[Data records]
Start

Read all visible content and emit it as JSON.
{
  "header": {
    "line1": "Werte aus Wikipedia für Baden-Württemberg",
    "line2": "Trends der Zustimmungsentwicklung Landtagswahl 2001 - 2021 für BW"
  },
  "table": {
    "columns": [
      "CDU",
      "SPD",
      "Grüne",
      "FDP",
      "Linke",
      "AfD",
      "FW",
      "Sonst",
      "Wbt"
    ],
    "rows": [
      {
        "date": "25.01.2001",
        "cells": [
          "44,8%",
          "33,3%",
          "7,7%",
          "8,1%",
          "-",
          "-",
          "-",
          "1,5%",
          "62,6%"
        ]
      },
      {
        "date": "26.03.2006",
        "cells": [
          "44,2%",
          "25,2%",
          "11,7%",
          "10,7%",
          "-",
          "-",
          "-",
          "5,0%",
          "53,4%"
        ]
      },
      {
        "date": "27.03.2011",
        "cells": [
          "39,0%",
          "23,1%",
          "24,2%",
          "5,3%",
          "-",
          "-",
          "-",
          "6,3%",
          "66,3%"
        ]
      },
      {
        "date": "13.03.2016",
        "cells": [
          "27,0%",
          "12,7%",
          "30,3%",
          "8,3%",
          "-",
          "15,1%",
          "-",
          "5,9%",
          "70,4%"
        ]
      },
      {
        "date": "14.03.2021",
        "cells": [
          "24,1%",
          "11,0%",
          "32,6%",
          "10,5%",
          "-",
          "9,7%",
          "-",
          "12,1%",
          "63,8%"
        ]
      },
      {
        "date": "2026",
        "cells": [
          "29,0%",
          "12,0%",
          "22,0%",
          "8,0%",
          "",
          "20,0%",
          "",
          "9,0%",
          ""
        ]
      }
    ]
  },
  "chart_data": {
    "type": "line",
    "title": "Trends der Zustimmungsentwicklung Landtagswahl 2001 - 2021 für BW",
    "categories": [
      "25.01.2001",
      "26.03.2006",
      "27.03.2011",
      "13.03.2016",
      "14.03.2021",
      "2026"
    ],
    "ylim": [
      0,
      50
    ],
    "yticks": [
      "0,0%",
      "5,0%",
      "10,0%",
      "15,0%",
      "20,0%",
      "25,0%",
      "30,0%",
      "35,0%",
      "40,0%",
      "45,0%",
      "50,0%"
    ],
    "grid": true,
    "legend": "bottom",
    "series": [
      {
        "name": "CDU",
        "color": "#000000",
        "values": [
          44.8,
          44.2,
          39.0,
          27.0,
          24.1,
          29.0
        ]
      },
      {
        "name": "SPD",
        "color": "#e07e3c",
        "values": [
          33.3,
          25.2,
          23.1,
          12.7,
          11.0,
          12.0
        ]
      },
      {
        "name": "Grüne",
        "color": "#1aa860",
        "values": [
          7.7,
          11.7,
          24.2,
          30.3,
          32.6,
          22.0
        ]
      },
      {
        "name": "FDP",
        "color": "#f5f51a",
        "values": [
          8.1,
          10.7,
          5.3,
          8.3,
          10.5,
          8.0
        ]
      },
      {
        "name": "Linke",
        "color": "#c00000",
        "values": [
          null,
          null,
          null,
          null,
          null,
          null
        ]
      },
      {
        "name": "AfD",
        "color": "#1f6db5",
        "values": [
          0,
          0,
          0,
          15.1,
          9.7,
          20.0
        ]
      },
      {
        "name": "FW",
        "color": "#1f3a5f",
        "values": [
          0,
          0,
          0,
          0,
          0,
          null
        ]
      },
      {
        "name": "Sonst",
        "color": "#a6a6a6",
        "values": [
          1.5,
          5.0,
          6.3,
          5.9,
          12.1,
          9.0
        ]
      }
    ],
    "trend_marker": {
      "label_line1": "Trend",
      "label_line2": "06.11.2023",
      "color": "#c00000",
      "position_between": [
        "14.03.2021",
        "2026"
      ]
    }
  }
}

End

* Written exercise
Extract all of the data exactly as written.

* Task answer
Read all visible content and emit it as JSON.
{
  "header": {
    "line1": "Werte aus Wikipedia für Baden-Württemberg",
    "line2": "Trends der Zustimmungsentwicklung Landtagswahl 2001 - 2021 für BW"
  },
  "table": {
    "columns": [
      "CDU",
      "SPD",
      "Grüne",
      "FDP",
      "Linke",
      "AfD",
      "FW",
      "Sonst",
      "Wbt"
    ],
    "rows": [
      {
        "date": "25.01.2001",
        "cells": [
          "44,8%",
          "33,3%",
          "7,7%",
          "8,1%",
          "-",
          "-",
          "-",
          "1,5%",
          "62,6%"
        ]
      },
      {
        "date": "26.03.2006",
        "cells": [
          "44,2%",
          "25,2%",
          "11,7%",
          "10,7%",
          "-",
          "-",
          "-",
          "5,0%",
          "53,4%"
        ]
      },
      {
        "date": "27.03.2011",
        "cells": [
          "39,0%",
          "23,1%",
          "24,2%",
          "5,3%",
          "-",
          "-",
          "-",
          "6,3%",
          "66,3%"
        ]
      },
      {
        "date": "13.03.2016",
        "cells": [
          "27,0%",
          "12,7%",
          "30,3%",
          "8,3%",
          "-",
          "15,1%",
          "-",
          "5,9%",
          "70,4%"
        ]
      },
      {
        "date": "14.03.2021",
        "cells": [
          "24,1%",
          "11,0%",
          "32,6%",
          "10,5%",
          "-",
          "9,7%",
          "-",
          "12,1%",
          "63,8%"
        ]
      },
      {
        "date": "2026",
        "cells": [
          "29,0%",
          "12,0%",
          "22,0%",
          "8,0%",
          "",
          "20,0%",
          "",
          "9,0%",
          ""
        ]
      }
    ]
  },
  "chart_data": {
    "type": "line",
    "title": "Trends der Zustimmungsentwicklung Landtagswahl 2001 - 2021 für BW",
    "categories": [
      "25.01.2001",
      "26.03.2006",
      "27.03.2011",
      "13.03.2016",
      "14.03.2021",
      "2026"
    ],
    "ylim": [
      0,
      50
    ],
    "yticks": [
      "0,0%",
      "5,0%",
      "10,0%",
      "15,0%",
      "20,0%",
      "25,0%",
      "30,0%",
      "35,0%",
      "40,0%",
      "45,0%",
      "50,0%"
    ],
    "grid": true,
    "legend": "bottom",
    "series": [
      {
        "name": "CDU",
        "color": "#000000",
        "values": [
          44.8,
          44.2,
          39.0,
          27.0,
          24.1,
          29.0
        ]
      },
      {
        "name": "SPD",
        "color": "#e07e3c",
        "values": [
          33.3,
          25.2,
          23.1,
          12.7,
          11.0,
          12.0
        ]
      },
      {
        "name": "Grüne",
        "color": "#1aa860",
        "values": [
          7.7,
          11.7,
          24.2,
          30.3,
          32.6,
          22.0
        ]
      },
      {
        "name": "FDP",
        "color": "#f5f51a",
        "values": [
          8.1,
          10.7,
          5.3,
          8.3,
          10.5,
          8.0
        ]
      },
      {
        "name": "Linke",
        "color": "#c00000",
        "values": [
          null,
          null,
          null,
          null,
          null,
          null
        ]
      },
      {
        "name": "AfD",
        "color": "#1f6db5",
        "values": [
          0,
          0,
          0,
          15.1,
          9.7,
          20.0
        ]
      },
      {
        "name": "FW",
        "color": "#1f3a5f",
        "values": [
          0,
          0,
          0,
          0,
          0,
          null
        ]
      },
      {
        "name": "Sonst",
        "color": "#a6a6a6",
        "values": [
          1.5,
          5.0,
          6.3,
          5.9,
          12.1,
          9.0
        ]
      }
    ],
    "trend_marker": {
      "label_line1": "Trend",
      "label_line2": "06.11.2023",
      "color": "#c00000",
      "position_between": [
        "14.03.2021",
        "2026"
      ]
    }
  }
}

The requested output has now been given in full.